__Données fournies__:
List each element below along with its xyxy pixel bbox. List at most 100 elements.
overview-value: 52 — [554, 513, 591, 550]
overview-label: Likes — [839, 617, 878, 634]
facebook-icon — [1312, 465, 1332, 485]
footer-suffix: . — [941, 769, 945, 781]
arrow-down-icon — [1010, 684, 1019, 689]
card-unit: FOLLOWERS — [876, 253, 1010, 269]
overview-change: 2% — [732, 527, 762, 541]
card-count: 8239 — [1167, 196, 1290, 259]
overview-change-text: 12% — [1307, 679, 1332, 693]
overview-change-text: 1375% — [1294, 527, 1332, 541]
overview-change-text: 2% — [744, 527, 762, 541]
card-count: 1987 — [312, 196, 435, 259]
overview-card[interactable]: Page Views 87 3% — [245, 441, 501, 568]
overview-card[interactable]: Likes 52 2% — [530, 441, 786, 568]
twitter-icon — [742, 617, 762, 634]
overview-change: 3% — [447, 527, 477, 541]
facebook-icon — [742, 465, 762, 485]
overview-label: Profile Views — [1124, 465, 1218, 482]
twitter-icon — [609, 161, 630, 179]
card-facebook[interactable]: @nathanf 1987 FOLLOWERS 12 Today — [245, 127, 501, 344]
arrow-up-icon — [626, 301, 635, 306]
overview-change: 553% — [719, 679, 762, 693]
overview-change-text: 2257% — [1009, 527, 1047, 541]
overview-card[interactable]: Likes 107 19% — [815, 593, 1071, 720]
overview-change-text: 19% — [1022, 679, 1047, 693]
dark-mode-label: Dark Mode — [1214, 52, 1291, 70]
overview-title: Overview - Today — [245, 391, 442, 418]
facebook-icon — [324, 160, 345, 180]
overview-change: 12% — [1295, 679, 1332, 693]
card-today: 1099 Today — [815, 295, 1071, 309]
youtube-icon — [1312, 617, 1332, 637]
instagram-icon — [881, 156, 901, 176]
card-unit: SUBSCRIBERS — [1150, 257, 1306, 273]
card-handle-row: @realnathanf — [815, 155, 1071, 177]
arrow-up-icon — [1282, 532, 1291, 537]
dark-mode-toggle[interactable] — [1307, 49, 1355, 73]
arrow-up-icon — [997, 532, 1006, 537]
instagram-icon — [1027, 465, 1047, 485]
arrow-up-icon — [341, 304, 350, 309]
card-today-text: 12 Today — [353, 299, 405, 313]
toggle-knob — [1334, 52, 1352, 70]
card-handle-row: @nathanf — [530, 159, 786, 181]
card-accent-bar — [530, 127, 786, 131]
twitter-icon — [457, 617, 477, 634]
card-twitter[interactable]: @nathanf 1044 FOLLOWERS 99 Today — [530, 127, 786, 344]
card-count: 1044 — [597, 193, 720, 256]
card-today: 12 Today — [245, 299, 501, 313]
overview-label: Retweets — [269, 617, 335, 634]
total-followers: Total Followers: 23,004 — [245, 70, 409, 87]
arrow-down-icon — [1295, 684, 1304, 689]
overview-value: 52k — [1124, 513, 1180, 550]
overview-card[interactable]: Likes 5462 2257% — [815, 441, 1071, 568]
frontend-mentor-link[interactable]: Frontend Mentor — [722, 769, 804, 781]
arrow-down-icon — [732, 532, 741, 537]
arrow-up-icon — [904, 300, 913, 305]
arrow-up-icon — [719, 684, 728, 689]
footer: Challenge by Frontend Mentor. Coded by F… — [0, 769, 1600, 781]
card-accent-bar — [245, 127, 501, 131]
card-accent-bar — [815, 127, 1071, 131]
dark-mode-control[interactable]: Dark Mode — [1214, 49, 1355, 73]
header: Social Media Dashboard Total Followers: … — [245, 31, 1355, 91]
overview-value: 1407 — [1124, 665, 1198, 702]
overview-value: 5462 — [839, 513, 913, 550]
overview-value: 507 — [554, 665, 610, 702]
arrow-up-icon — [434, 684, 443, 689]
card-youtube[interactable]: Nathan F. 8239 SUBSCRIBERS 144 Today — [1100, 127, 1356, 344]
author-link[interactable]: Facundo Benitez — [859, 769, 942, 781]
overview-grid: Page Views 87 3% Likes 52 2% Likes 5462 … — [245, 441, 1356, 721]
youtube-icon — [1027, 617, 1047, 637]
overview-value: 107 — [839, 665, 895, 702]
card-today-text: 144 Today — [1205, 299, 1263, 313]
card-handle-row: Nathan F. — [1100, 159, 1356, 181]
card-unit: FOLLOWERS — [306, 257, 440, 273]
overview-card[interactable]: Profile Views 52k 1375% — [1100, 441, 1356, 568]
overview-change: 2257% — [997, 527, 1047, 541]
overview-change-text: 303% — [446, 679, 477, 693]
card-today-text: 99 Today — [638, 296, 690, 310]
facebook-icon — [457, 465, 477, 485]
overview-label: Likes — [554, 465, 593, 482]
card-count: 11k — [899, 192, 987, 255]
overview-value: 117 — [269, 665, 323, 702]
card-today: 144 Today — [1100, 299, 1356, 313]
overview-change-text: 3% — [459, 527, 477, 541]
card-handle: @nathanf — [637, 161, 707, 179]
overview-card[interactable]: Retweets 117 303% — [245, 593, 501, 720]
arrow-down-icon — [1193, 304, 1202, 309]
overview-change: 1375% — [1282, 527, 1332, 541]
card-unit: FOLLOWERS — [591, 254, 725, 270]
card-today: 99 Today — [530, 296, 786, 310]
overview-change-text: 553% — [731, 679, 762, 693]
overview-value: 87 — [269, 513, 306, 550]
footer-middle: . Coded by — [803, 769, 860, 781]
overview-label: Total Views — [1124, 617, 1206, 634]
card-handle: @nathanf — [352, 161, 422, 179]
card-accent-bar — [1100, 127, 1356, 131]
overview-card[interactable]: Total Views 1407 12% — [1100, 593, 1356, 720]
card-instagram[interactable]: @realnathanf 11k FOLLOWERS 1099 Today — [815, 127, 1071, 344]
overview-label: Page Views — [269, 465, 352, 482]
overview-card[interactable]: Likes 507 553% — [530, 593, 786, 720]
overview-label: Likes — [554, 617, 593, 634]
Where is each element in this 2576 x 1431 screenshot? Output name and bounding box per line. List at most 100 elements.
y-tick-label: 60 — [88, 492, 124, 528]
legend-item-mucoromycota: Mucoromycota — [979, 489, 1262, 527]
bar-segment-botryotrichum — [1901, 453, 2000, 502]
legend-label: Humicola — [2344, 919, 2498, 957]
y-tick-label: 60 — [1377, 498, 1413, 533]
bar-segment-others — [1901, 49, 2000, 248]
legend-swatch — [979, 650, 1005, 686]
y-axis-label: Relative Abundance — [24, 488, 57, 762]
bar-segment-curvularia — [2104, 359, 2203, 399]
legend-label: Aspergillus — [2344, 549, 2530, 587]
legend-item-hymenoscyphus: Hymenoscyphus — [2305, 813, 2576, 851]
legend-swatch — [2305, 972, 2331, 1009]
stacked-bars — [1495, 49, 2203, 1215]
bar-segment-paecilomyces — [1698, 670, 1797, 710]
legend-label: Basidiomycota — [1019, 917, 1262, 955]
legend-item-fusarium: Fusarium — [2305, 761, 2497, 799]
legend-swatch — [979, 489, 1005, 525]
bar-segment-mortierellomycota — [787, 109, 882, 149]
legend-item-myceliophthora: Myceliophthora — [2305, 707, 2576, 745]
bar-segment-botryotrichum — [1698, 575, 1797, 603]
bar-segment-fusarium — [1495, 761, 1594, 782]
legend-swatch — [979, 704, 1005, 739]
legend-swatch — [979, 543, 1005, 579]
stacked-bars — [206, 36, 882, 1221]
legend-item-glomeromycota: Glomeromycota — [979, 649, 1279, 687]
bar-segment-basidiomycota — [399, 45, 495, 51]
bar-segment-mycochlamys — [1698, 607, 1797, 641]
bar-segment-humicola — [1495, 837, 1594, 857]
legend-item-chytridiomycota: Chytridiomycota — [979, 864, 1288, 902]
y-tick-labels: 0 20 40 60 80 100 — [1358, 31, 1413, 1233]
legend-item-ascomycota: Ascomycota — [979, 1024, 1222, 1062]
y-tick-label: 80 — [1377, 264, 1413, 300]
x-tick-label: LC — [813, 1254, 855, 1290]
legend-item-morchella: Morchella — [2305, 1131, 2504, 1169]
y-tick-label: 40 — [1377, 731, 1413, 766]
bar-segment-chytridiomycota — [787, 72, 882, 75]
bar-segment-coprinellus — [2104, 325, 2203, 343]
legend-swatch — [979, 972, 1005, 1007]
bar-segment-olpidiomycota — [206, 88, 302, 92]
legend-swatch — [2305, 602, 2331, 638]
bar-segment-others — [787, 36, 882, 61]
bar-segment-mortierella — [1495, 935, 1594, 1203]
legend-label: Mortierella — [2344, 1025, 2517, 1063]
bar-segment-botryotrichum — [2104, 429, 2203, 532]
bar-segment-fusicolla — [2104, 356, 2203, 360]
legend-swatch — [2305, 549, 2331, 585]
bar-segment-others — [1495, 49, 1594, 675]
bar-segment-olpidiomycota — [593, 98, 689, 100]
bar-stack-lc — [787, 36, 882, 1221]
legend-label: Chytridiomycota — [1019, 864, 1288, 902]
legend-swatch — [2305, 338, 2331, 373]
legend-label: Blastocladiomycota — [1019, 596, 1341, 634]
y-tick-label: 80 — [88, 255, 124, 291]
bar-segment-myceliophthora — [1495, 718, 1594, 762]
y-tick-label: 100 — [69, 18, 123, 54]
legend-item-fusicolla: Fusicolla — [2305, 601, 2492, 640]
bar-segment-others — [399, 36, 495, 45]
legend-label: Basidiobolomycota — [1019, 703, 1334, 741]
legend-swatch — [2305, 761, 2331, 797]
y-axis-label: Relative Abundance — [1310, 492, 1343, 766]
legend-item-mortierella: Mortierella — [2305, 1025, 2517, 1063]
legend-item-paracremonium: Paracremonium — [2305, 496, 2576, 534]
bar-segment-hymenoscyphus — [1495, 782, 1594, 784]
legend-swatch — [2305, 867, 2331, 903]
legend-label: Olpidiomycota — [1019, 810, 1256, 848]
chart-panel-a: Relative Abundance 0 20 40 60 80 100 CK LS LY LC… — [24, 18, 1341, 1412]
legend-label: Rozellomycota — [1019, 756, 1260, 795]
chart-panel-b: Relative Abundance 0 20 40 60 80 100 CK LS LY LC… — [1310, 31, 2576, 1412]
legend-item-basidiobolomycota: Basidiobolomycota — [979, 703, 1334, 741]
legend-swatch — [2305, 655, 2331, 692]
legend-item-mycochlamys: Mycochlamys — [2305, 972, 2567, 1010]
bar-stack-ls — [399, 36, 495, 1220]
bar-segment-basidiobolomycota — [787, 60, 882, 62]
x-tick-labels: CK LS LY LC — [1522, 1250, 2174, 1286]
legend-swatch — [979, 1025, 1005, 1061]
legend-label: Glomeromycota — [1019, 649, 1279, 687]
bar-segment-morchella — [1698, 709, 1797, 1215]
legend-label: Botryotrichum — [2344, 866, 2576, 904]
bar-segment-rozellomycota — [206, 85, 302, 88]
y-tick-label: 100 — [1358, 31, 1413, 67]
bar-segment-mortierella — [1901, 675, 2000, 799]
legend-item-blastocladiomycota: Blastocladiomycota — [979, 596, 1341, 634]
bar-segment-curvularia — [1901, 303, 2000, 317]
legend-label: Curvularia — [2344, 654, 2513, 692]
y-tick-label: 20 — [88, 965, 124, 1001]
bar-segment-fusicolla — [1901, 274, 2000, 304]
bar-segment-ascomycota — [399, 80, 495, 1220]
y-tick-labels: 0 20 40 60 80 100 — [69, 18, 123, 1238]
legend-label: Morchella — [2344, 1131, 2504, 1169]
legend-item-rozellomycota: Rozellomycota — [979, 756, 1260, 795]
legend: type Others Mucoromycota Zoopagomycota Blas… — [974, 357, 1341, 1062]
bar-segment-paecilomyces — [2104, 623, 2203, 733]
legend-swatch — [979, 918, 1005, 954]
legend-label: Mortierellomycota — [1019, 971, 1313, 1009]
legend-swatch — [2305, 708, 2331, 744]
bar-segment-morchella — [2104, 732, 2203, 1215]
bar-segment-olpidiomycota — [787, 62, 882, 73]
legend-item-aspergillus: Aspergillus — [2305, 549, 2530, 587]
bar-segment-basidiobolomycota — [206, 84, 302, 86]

__Consigne__: Présente sous forme de tableau Markdown les lignes des entrées, du tout début jusqu'à la ligne qui contient « overview-card[interactable]: Likes 107 » incluse, avec une colonne « Numéro » et une colonne « Ligne ». Laisse de côté les lignes vides.

__Réponse finale__:
| Numéro | Ligne |
|---|---|
| 1 | List each element below along with its xyxy pixel bbox. List at most 100 elements. |
| 2 | overview-value: 52 — [554, 513, 591, 550] |
| 3 | overview-label: Likes — [839, 617, 878, 634] |
| 4 | facebook-icon — [1312, 465, 1332, 485] |
| 5 | footer-suffix: . — [941, 769, 945, 781] |
| 6 | arrow-down-icon — [1010, 684, 1019, 689] |
| 7 | card-unit: FOLLOWERS — [876, 253, 1010, 269] |
| 8 | overview-change: 2% — [732, 527, 762, 541] |
| 9 | card-count: 8239 — [1167, 196, 1290, 259] |
| 10 | overview-change-text: 12% — [1307, 679, 1332, 693] |
| 11 | overview-change-text: 1375% — [1294, 527, 1332, 541] |
| 12 | overview-change-text: 2% — [744, 527, 762, 541] |
| 13 | card-count: 1987 — [312, 196, 435, 259] |
| 14 | overview-card[interactable]: Page Views 87 3% — [245, 441, 501, 568] |
| 15 | overview-card[interactable]: Likes 52 2% — [530, 441, 786, 568] |
| 16 | twitter-icon — [742, 617, 762, 634] |
| 17 | overview-change: 3% — [447, 527, 477, 541] |
| 18 | facebook-icon — [742, 465, 762, 485] |
| 19 | overview-label: Profile Views — [1124, 465, 1218, 482] |
| 20 | twitter-icon — [609, 161, 630, 179] |
| 21 | card-facebook[interactable]: @nathanf 1987 FOLLOWERS 12 Today — [245, 127, 501, 344] |
| 22 | arrow-up-icon — [626, 301, 635, 306] |
| 23 | overview-change: 553% — [719, 679, 762, 693] |
| 24 | overview-change-text: 2257% — [1009, 527, 1047, 541] |
| 25 | overview-card[interactable]: Likes 107 19% — [815, 593, 1071, 720] |